BEGIN Listing
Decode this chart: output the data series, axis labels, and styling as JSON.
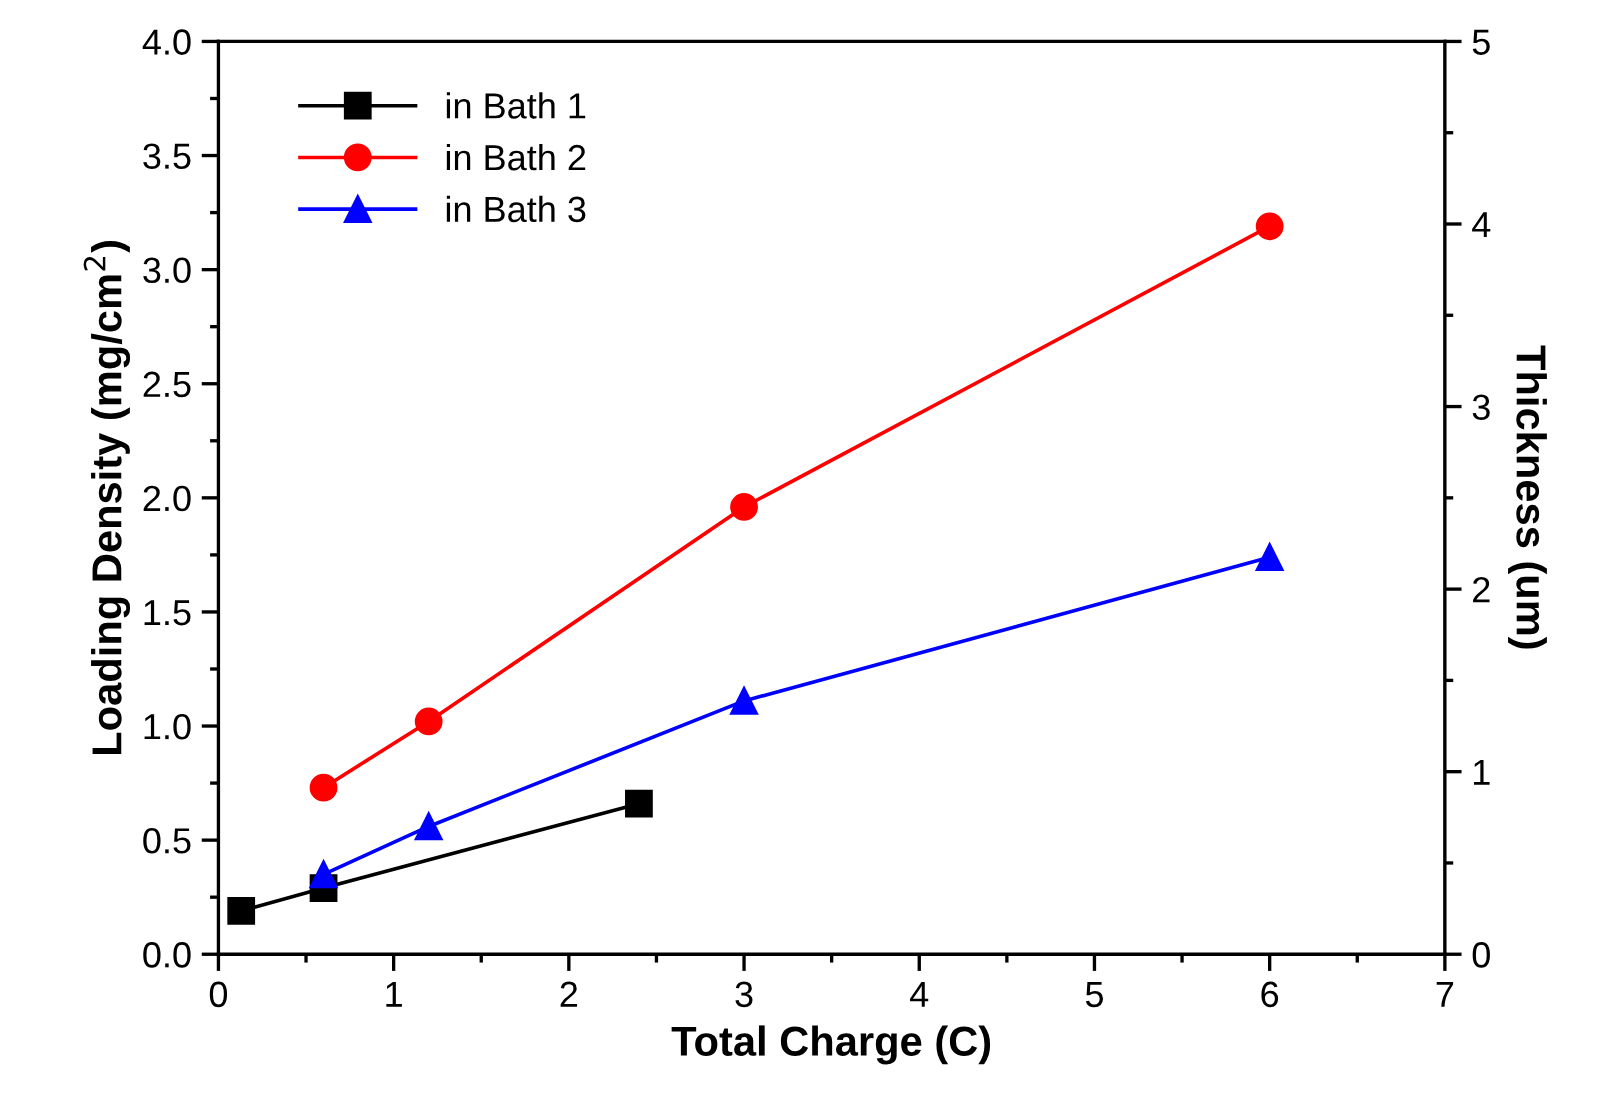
{
  "chart_data": {
    "type": "line",
    "xlabel": "Total Charge (C)",
    "ylabel": "Loading Density (mg/cm$^{2}$)",
    "y2label": "Thickness (um)",
    "xlim": [
      0,
      7
    ],
    "xticks": [
      0,
      1,
      2,
      3,
      4,
      5,
      6,
      7
    ],
    "ylim": [
      0,
      4
    ],
    "yticks": [
      {
        "value": 0,
        "label": "0.0"
      },
      0.5,
      {
        "value": 1,
        "label": "1.0"
      },
      1.5,
      {
        "value": 2,
        "label": "2.0"
      },
      2.5,
      {
        "value": 3,
        "label": "3.0"
      },
      3.5,
      {
        "value": 4,
        "label": "4.0"
      }
    ],
    "y2lim": [
      0,
      5
    ],
    "y2ticks": [
      0,
      1,
      2,
      3,
      4,
      5
    ],
    "legend": "top left",
    "series": [
      {
        "name": "in Bath 1",
        "color": "#000000",
        "marker": "square",
        "x": [
          0.13,
          0.6,
          2.4
        ],
        "values": [
          0.19,
          0.29,
          0.66
        ]
      },
      {
        "name": "in Bath 2",
        "color": "#ff0000",
        "marker": "circle",
        "x": [
          0.6,
          1.2,
          3,
          6
        ],
        "values": [
          0.73,
          1.02,
          1.96,
          3.19
        ]
      },
      {
        "name": "in Bath 3",
        "color": "#0000ff",
        "marker": "triangle",
        "x": [
          0.6,
          1.2,
          3,
          6
        ],
        "values": [
          0.35,
          0.56,
          1.11,
          1.74
        ]
      }
    ]
  }
}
END Listing
Direction:
Filter the records for lines holding the string "color". Copy each one.

In response:
        "color": "#000000",
        "color": "#ff0000",
        "color": "#0000ff",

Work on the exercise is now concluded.